Task objective: Can you copy out the data exactly? Leave the images out.

Dataset content:

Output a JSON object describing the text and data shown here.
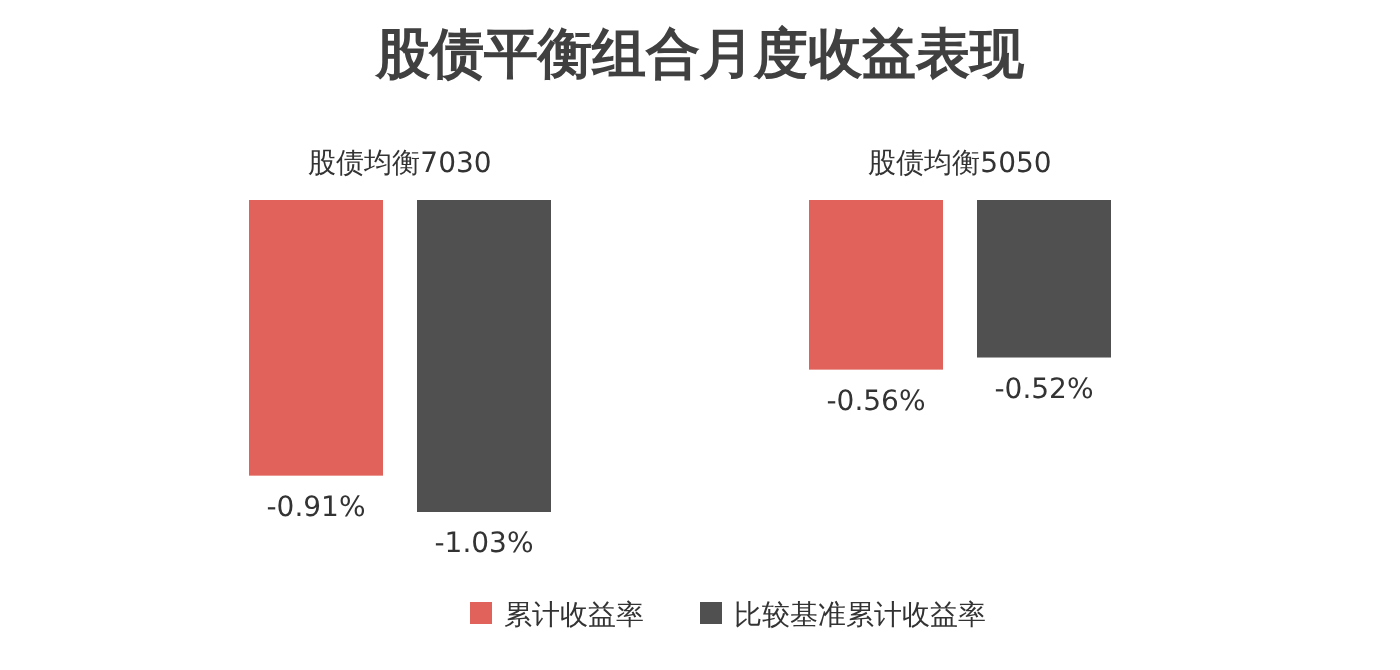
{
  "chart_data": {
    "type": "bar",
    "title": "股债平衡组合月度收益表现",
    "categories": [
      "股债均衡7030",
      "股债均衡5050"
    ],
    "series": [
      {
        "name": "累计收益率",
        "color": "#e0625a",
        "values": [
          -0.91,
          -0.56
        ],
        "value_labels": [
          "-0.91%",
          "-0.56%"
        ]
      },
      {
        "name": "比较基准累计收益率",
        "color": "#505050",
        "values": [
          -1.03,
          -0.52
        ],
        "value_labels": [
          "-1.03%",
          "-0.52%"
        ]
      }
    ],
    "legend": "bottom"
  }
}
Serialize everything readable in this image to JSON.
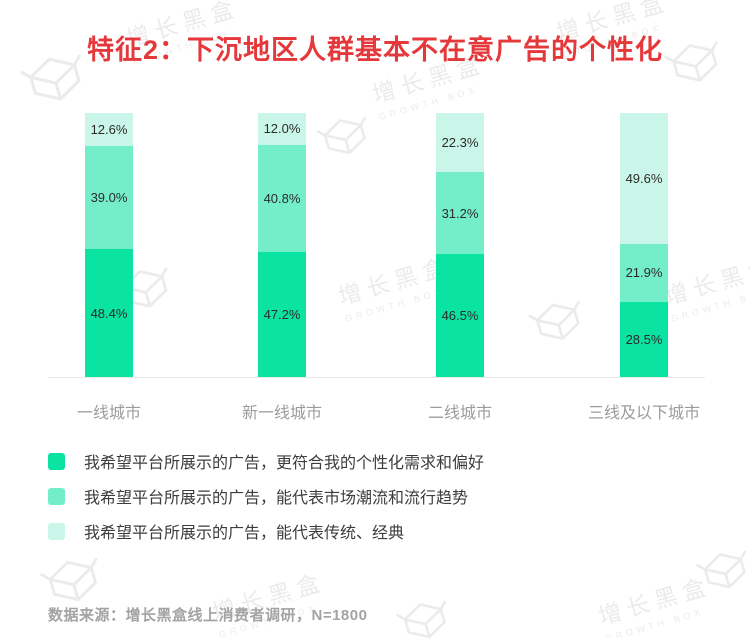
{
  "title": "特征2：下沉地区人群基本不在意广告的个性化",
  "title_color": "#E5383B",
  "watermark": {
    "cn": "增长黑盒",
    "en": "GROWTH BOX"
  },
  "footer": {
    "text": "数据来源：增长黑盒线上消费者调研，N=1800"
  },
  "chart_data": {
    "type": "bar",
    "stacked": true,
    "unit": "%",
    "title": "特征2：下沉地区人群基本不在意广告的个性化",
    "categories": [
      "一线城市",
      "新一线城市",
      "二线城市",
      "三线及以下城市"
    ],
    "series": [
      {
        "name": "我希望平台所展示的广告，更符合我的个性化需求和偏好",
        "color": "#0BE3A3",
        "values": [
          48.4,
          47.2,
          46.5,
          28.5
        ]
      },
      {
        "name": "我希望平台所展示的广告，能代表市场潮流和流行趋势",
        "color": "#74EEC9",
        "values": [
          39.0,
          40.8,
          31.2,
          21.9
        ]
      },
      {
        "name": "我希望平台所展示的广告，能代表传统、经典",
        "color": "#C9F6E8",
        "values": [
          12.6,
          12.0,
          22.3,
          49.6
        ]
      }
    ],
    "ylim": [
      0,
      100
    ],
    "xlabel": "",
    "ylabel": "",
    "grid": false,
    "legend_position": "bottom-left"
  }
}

Result of this task:
Output a JSON object describing the text and data shown here.
{
  "chart_data": {
    "type": "bar",
    "title": "股债平衡组合月度收益表现",
    "categories": [
      "股债均衡7030",
      "股债均衡5050"
    ],
    "series": [
      {
        "name": "累计收益率",
        "color": "#e0625a",
        "values": [
          -0.91,
          -0.56
        ],
        "value_labels": [
          "-0.91%",
          "-0.56%"
        ]
      },
      {
        "name": "比较基准累计收益率",
        "color": "#505050",
        "values": [
          -1.03,
          -0.52
        ],
        "value_labels": [
          "-1.03%",
          "-0.52%"
        ]
      }
    ],
    "legend": "bottom"
  }
}
Serialize everything readable in this image to JSON.
{
  "title": "特征2：下沉地区人群基本不在意广告的个性化",
  "title_color": "#E5383B",
  "watermark": {
    "cn": "增长黑盒",
    "en": "GROWTH BOX"
  },
  "footer": {
    "text": "数据来源：增长黑盒线上消费者调研，N=1800"
  },
  "chart_data": {
    "type": "bar",
    "stacked": true,
    "unit": "%",
    "title": "特征2：下沉地区人群基本不在意广告的个性化",
    "categories": [
      "一线城市",
      "新一线城市",
      "二线城市",
      "三线及以下城市"
    ],
    "series": [
      {
        "name": "我希望平台所展示的广告，更符合我的个性化需求和偏好",
        "color": "#0BE3A3",
        "values": [
          48.4,
          47.2,
          46.5,
          28.5
        ]
      },
      {
        "name": "我希望平台所展示的广告，能代表市场潮流和流行趋势",
        "color": "#74EEC9",
        "values": [
          39.0,
          40.8,
          31.2,
          21.9
        ]
      },
      {
        "name": "我希望平台所展示的广告，能代表传统、经典",
        "color": "#C9F6E8",
        "values": [
          12.6,
          12.0,
          22.3,
          49.6
        ]
      }
    ],
    "ylim": [
      0,
      100
    ],
    "xlabel": "",
    "ylabel": "",
    "grid": false,
    "legend_position": "bottom-left"
  }
}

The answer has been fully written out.